● **Task objective**
Filter the entries below, keeping every line that has the word "name".

Entries with figure data

_ _ _ _

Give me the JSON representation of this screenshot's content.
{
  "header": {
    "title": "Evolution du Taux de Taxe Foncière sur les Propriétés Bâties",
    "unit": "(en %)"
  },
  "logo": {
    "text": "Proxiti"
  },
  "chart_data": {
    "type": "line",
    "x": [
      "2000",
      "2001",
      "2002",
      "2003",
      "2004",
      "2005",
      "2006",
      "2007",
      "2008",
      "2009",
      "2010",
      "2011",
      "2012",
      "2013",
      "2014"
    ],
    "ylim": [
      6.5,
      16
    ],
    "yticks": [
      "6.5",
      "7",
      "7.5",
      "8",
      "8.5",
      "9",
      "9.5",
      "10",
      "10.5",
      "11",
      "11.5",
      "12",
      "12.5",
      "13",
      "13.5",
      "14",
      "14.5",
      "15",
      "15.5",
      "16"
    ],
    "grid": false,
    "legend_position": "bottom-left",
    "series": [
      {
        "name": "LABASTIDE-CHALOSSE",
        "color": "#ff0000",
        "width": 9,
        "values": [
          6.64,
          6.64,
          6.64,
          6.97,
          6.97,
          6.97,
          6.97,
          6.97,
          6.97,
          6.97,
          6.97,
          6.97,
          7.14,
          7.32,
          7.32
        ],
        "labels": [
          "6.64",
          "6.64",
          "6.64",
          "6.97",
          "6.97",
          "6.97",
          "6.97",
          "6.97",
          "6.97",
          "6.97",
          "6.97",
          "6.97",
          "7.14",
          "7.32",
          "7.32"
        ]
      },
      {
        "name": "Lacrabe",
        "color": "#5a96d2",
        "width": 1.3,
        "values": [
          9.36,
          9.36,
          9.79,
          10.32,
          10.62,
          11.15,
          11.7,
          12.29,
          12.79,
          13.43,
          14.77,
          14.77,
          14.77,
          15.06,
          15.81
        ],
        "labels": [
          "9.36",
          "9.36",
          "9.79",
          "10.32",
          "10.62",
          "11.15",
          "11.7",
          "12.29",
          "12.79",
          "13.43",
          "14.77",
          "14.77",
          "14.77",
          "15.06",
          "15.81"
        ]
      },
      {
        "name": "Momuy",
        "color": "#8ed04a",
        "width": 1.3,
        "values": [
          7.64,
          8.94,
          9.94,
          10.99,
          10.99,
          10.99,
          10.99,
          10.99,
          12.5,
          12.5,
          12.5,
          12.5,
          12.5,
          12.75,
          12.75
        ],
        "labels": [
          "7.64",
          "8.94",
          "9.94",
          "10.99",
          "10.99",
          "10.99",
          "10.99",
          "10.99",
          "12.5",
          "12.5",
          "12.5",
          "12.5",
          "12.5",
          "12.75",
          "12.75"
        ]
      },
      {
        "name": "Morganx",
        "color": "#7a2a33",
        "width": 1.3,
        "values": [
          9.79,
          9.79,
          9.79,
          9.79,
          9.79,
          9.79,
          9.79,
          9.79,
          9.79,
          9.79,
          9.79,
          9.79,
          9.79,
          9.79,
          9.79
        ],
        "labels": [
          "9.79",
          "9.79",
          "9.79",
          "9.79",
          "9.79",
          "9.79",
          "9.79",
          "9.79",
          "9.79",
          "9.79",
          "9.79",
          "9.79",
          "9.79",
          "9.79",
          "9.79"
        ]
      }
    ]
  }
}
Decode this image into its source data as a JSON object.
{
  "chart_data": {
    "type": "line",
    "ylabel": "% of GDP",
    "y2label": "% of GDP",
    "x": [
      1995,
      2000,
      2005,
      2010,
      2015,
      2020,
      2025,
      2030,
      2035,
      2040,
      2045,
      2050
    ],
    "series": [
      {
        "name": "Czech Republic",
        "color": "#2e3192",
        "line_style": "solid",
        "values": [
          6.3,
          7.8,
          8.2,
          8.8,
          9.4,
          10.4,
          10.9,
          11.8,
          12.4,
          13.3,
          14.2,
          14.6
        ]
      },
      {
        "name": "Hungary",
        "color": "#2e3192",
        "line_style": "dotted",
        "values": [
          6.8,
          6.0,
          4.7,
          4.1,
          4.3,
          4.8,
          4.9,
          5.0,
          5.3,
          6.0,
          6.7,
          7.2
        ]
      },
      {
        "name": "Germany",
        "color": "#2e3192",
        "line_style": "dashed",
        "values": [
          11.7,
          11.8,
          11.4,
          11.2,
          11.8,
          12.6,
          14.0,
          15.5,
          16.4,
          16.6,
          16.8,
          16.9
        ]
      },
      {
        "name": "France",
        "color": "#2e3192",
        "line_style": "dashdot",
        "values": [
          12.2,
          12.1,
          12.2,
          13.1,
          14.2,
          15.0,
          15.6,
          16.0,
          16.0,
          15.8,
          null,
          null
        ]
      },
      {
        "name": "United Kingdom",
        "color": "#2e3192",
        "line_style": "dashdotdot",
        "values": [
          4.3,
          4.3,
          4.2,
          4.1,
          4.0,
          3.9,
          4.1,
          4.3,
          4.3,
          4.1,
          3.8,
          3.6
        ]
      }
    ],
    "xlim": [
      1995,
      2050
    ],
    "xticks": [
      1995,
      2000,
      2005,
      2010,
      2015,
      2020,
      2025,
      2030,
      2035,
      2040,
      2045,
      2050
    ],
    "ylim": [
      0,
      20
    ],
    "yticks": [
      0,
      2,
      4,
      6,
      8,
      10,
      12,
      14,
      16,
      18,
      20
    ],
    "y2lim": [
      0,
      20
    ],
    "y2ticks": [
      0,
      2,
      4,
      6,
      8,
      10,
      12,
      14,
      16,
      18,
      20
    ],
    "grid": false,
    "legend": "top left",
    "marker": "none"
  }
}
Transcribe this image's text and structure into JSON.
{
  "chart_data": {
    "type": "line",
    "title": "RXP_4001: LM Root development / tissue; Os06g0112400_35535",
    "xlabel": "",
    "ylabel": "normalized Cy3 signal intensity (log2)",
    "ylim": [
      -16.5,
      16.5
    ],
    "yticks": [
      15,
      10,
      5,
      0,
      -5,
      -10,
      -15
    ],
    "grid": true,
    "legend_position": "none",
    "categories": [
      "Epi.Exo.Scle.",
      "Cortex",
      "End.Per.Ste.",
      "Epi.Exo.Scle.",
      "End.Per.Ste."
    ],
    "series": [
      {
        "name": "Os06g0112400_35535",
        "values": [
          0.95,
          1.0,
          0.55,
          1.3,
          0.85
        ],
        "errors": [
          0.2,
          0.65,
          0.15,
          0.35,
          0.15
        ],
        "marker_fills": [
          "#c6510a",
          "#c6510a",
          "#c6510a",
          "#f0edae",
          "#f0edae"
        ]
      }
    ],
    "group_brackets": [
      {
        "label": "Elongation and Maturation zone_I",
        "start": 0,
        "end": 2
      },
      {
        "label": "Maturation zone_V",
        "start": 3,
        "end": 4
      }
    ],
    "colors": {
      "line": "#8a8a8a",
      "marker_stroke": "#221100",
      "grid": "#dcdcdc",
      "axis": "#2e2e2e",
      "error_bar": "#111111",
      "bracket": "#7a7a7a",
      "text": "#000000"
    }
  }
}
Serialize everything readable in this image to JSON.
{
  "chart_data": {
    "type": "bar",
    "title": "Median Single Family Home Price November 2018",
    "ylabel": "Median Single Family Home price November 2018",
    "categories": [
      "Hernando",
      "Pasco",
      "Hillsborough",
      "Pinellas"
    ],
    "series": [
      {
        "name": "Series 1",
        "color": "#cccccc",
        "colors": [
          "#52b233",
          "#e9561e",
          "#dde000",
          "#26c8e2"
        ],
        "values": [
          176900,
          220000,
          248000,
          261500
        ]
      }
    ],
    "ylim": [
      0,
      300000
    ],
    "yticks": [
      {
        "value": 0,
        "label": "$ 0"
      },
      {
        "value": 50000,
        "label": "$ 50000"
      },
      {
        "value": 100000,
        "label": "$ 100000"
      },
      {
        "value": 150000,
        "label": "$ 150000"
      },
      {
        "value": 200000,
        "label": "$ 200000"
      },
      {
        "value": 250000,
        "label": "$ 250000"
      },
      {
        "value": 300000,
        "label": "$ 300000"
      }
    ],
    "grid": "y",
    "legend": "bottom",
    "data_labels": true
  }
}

_ _ _ _

● **Exercise solution**
        "name": "LABASTIDE-CHALOSSE",
        "name": "Lacrabe",
        "name": "Momuy",
        "name": "Morganx",
        "name": "Czech Republic",
        "name": "Hungary",
        "name": "Germany",
        "name": "France",
        "name": "United Kingdom",
        "name": "Os06g0112400_35535",
        "name": "Series 1",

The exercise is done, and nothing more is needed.